== Required work ==
Extract and list every line that contains the word "this".

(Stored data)

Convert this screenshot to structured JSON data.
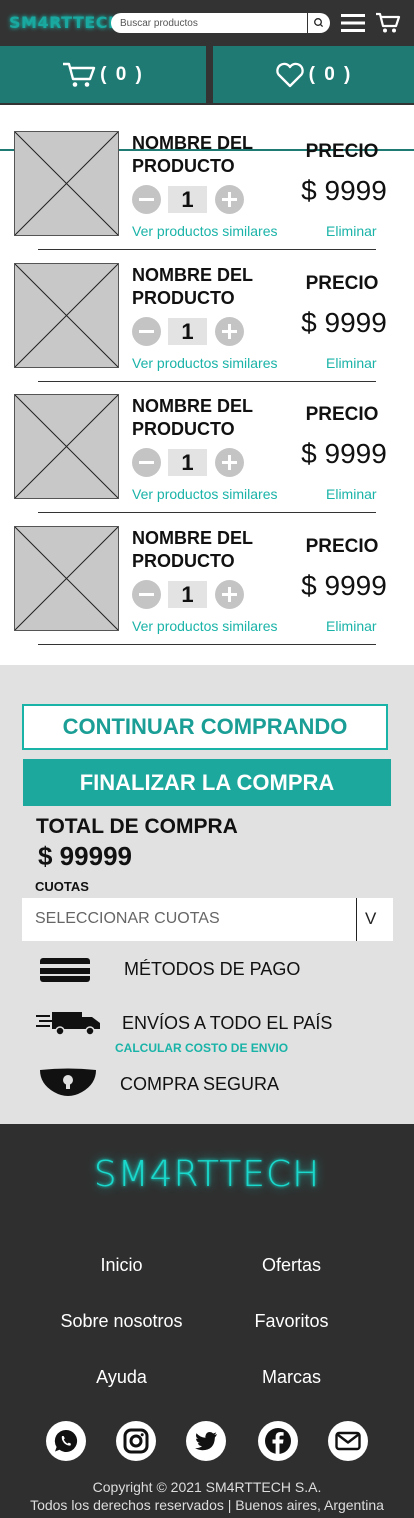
{
  "header": {
    "logo": "SM4RTTECH",
    "search_placeholder": "Buscar productos"
  },
  "tabs": {
    "cart_count": "( 0 )",
    "fav_count": "( 0 )"
  },
  "products": [
    {
      "name": "NOMBRE DEL PRODUCTO",
      "qty": "1",
      "price_label": "PRECIO",
      "price": "$ 9999",
      "similar": "Ver productos similares",
      "remove": "Eliminar"
    },
    {
      "name": "NOMBRE DEL PRODUCTO",
      "qty": "1",
      "price_label": "PRECIO",
      "price": "$ 9999",
      "similar": "Ver productos similares",
      "remove": "Eliminar"
    },
    {
      "name": "NOMBRE DEL PRODUCTO",
      "qty": "1",
      "price_label": "PRECIO",
      "price": "$ 9999",
      "similar": "Ver productos similares",
      "remove": "Eliminar"
    },
    {
      "name": "NOMBRE DEL PRODUCTO",
      "qty": "1",
      "price_label": "PRECIO",
      "price": "$ 9999",
      "similar": "Ver productos similares",
      "remove": "Eliminar"
    }
  ],
  "summary": {
    "continue_label": "CONTINUAR COMPRANDO",
    "checkout_label": "FINALIZAR LA COMPRA",
    "total_label": "TOTAL DE COMPRA",
    "total_value": "$ 99999",
    "cuotas_label": "CUOTAS",
    "cuotas_placeholder": "SELECCIONAR CUOTAS",
    "cuotas_arrow": "V",
    "payment_methods": "MÉTODOS DE PAGO",
    "shipping": "ENVÍOS A TODO EL PAÍS",
    "shipping_link": "CALCULAR COSTO DE ENVIO",
    "secure": "COMPRA SEGURA"
  },
  "footer": {
    "brand": "SM4RTTECH",
    "links": [
      "Inicio",
      "Ofertas",
      "Sobre nosotros",
      "Favoritos",
      "Ayuda",
      "Marcas"
    ],
    "social": [
      "whatsapp-icon",
      "instagram-icon",
      "twitter-icon",
      "facebook-icon",
      "mail-icon"
    ],
    "copyright": "Copyright © 2021 SM4RTTECH S.A.",
    "rights": "Todos los derechos reservados | Buenos aires, Argentina"
  },
  "colors": {
    "accent": "#1ab3a8",
    "tab_bg": "#1f7a73",
    "header_bg": "#333333",
    "footer_bg": "#2f2f2f",
    "summary_bg": "#e1e1e1"
  }
}
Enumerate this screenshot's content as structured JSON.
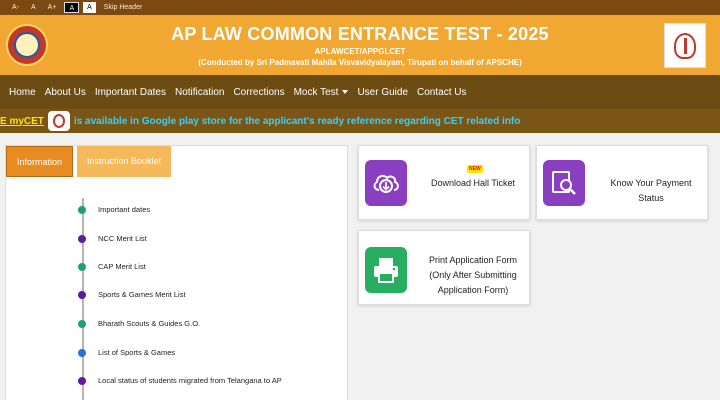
{
  "topbar": {
    "font_minus": "A-",
    "font_normal": "A",
    "font_plus": "A+",
    "theme_dark": "A",
    "theme_light": "A",
    "skip": "Skip Header"
  },
  "header": {
    "title": "AP LAW COMMON ENTRANCE TEST - 2025",
    "subtitle": "APLAWCET/APPGLCET",
    "conducted_by": "(Conducted by Sri Padmavati Mahila Visvavidyalayam, Tirupati on behalf of APSCHE)"
  },
  "nav": {
    "items": [
      "Home",
      "About Us",
      "Important Dates",
      "Notification",
      "Corrections",
      "Mock Test",
      "User Guide",
      "Contact Us"
    ]
  },
  "marquee": {
    "prefix": "E myCET",
    "text": "is available in Google play store for the applicant's ready reference regarding CET related info"
  },
  "info": {
    "tabs": [
      "Information",
      "Instruction Booklet"
    ],
    "items": [
      {
        "label": "Important dates",
        "color": "#1aa36f"
      },
      {
        "label": "NCC Merit List",
        "color": "#5b1e9f"
      },
      {
        "label": "CAP Merit List",
        "color": "#1aa36f"
      },
      {
        "label": "Sports & Games Merit List",
        "color": "#5b1e9f"
      },
      {
        "label": "Bharath Scouts & Guides G.O.",
        "color": "#1aa36f"
      },
      {
        "label": "List of Sports & Games",
        "color": "#2a6fd6"
      },
      {
        "label": "Local status of students migrated from Telangana to AP",
        "color": "#5b1e9f"
      }
    ]
  },
  "cards": {
    "hall_ticket": {
      "label": "Download Hall Ticket",
      "badge": "NEW",
      "icon": "cloud-download-icon"
    },
    "payment": {
      "label_line1": "Know Your Payment",
      "label_line2": "Status",
      "icon": "document-search-icon"
    },
    "print": {
      "label_line1": "Print Application Form",
      "label_line2": "(Only After Submitting",
      "label_line3": "Application Form)",
      "icon": "printer-icon"
    }
  },
  "colors": {
    "header_bg": "#f0a832",
    "nav_bg": "#6d4c14",
    "tab_active": "#e88b20",
    "card_purple": "#8a3fc1",
    "card_green": "#27ae60"
  }
}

== Final answer ==
Convert this screenshot to structured JSON data.
Enumerate this screenshot's content as structured JSON.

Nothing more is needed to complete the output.